[start SOURCE MATERIAL]

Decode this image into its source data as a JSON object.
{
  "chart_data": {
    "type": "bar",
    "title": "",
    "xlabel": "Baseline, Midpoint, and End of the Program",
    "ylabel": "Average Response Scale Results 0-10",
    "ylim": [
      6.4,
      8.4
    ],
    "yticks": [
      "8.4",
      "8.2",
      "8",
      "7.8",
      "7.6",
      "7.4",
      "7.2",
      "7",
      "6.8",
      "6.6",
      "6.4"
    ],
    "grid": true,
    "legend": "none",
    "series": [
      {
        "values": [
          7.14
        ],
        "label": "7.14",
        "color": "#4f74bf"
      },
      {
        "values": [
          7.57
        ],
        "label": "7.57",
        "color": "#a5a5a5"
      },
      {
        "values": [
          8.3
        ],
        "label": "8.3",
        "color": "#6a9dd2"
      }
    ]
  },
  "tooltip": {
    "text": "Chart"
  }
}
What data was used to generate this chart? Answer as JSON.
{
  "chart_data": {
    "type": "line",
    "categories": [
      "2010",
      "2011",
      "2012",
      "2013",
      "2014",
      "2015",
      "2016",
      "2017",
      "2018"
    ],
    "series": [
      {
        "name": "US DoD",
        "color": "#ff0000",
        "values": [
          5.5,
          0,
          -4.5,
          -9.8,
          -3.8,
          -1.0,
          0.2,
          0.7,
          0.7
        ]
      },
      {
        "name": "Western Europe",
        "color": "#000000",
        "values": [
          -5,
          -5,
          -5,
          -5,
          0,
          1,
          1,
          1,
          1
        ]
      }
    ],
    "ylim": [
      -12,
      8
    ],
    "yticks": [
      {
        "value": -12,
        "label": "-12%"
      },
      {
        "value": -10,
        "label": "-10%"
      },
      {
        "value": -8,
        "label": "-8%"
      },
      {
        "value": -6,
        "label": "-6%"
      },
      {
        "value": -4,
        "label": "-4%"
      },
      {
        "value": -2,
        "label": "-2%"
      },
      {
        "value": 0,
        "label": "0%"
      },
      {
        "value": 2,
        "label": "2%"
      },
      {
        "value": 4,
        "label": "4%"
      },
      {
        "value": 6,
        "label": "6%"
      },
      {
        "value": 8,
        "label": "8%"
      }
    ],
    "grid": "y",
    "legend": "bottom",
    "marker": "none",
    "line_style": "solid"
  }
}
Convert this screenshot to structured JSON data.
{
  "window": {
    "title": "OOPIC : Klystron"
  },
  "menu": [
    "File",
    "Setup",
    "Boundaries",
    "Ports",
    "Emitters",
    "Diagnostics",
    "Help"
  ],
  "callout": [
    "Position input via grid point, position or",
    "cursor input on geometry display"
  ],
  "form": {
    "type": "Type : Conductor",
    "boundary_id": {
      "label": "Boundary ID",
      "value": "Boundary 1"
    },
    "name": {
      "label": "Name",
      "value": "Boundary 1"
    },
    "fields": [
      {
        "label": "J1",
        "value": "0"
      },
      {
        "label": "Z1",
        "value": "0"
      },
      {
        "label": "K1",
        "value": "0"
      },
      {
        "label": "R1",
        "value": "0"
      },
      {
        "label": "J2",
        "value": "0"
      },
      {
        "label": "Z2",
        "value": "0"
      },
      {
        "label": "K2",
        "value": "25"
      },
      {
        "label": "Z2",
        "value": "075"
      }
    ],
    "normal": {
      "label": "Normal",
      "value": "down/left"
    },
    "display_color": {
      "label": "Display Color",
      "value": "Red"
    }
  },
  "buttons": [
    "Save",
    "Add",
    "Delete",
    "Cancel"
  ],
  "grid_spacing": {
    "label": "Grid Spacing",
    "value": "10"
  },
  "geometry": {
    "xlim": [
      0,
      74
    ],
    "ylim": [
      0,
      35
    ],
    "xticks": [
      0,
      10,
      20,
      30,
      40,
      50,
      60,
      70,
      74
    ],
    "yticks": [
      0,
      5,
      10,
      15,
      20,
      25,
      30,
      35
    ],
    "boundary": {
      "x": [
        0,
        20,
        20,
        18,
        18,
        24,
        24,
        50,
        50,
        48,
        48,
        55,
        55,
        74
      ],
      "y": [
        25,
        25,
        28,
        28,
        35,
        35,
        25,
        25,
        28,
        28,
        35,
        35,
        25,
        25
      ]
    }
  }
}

[end SOURCE MATERIAL]

Copy every record exactly, with nothing added or dropped.

> _RESULT OF THE EXERCISE_
Decode this image into its source data as a JSON object.
{
  "chart_data": {
    "type": "bar",
    "title": "",
    "xlabel": "Baseline, Midpoint, and End of the Program",
    "ylabel": "Average Response Scale Results 0-10",
    "ylim": [
      6.4,
      8.4
    ],
    "yticks": [
      "8.4",
      "8.2",
      "8",
      "7.8",
      "7.6",
      "7.4",
      "7.2",
      "7",
      "6.8",
      "6.6",
      "6.4"
    ],
    "grid": true,
    "legend": "none",
    "series": [
      {
        "values": [
          7.14
        ],
        "label": "7.14",
        "color": "#4f74bf"
      },
      {
        "values": [
          7.57
        ],
        "label": "7.57",
        "color": "#a5a5a5"
      },
      {
        "values": [
          8.3
        ],
        "label": "8.3",
        "color": "#6a9dd2"
      }
    ]
  },
  "tooltip": {
    "text": "Chart"
  }
}
What data was used to generate this chart? Answer as JSON.
{
  "chart_data": {
    "type": "line",
    "categories": [
      "2010",
      "2011",
      "2012",
      "2013",
      "2014",
      "2015",
      "2016",
      "2017",
      "2018"
    ],
    "series": [
      {
        "name": "US DoD",
        "color": "#ff0000",
        "values": [
          5.5,
          0,
          -4.5,
          -9.8,
          -3.8,
          -1.0,
          0.2,
          0.7,
          0.7
        ]
      },
      {
        "name": "Western Europe",
        "color": "#000000",
        "values": [
          -5,
          -5,
          -5,
          -5,
          0,
          1,
          1,
          1,
          1
        ]
      }
    ],
    "ylim": [
      -12,
      8
    ],
    "yticks": [
      {
        "value": -12,
        "label": "-12%"
      },
      {
        "value": -10,
        "label": "-10%"
      },
      {
        "value": -8,
        "label": "-8%"
      },
      {
        "value": -6,
        "label": "-6%"
      },
      {
        "value": -4,
        "label": "-4%"
      },
      {
        "value": -2,
        "label": "-2%"
      },
      {
        "value": 0,
        "label": "0%"
      },
      {
        "value": 2,
        "label": "2%"
      },
      {
        "value": 4,
        "label": "4%"
      },
      {
        "value": 6,
        "label": "6%"
      },
      {
        "value": 8,
        "label": "8%"
      }
    ],
    "grid": "y",
    "legend": "bottom",
    "marker": "none",
    "line_style": "solid"
  }
}
Convert this screenshot to structured JSON data.
{
  "window": {
    "title": "OOPIC : Klystron"
  },
  "menu": [
    "File",
    "Setup",
    "Boundaries",
    "Ports",
    "Emitters",
    "Diagnostics",
    "Help"
  ],
  "callout": [
    "Position input via grid point, position or",
    "cursor input on geometry display"
  ],
  "form": {
    "type": "Type : Conductor",
    "boundary_id": {
      "label": "Boundary ID",
      "value": "Boundary 1"
    },
    "name": {
      "label": "Name",
      "value": "Boundary 1"
    },
    "fields": [
      {
        "label": "J1",
        "value": "0"
      },
      {
        "label": "Z1",
        "value": "0"
      },
      {
        "label": "K1",
        "value": "0"
      },
      {
        "label": "R1",
        "value": "0"
      },
      {
        "label": "J2",
        "value": "0"
      },
      {
        "label": "Z2",
        "value": "0"
      },
      {
        "label": "K2",
        "value": "25"
      },
      {
        "label": "Z2",
        "value": "075"
      }
    ],
    "normal": {
      "label": "Normal",
      "value": "down/left"
    },
    "display_color": {
      "label": "Display Color",
      "value": "Red"
    }
  },
  "buttons": [
    "Save",
    "Add",
    "Delete",
    "Cancel"
  ],
  "grid_spacing": {
    "label": "Grid Spacing",
    "value": "10"
  },
  "geometry": {
    "xlim": [
      0,
      74
    ],
    "ylim": [
      0,
      35
    ],
    "xticks": [
      0,
      10,
      20,
      30,
      40,
      50,
      60,
      70,
      74
    ],
    "yticks": [
      0,
      5,
      10,
      15,
      20,
      25,
      30,
      35
    ],
    "boundary": {
      "x": [
        0,
        20,
        20,
        18,
        18,
        24,
        24,
        50,
        50,
        48,
        48,
        55,
        55,
        74
      ],
      "y": [
        25,
        25,
        28,
        28,
        35,
        35,
        25,
        25,
        28,
        28,
        35,
        35,
        25,
        25
      ]
    }
  }
}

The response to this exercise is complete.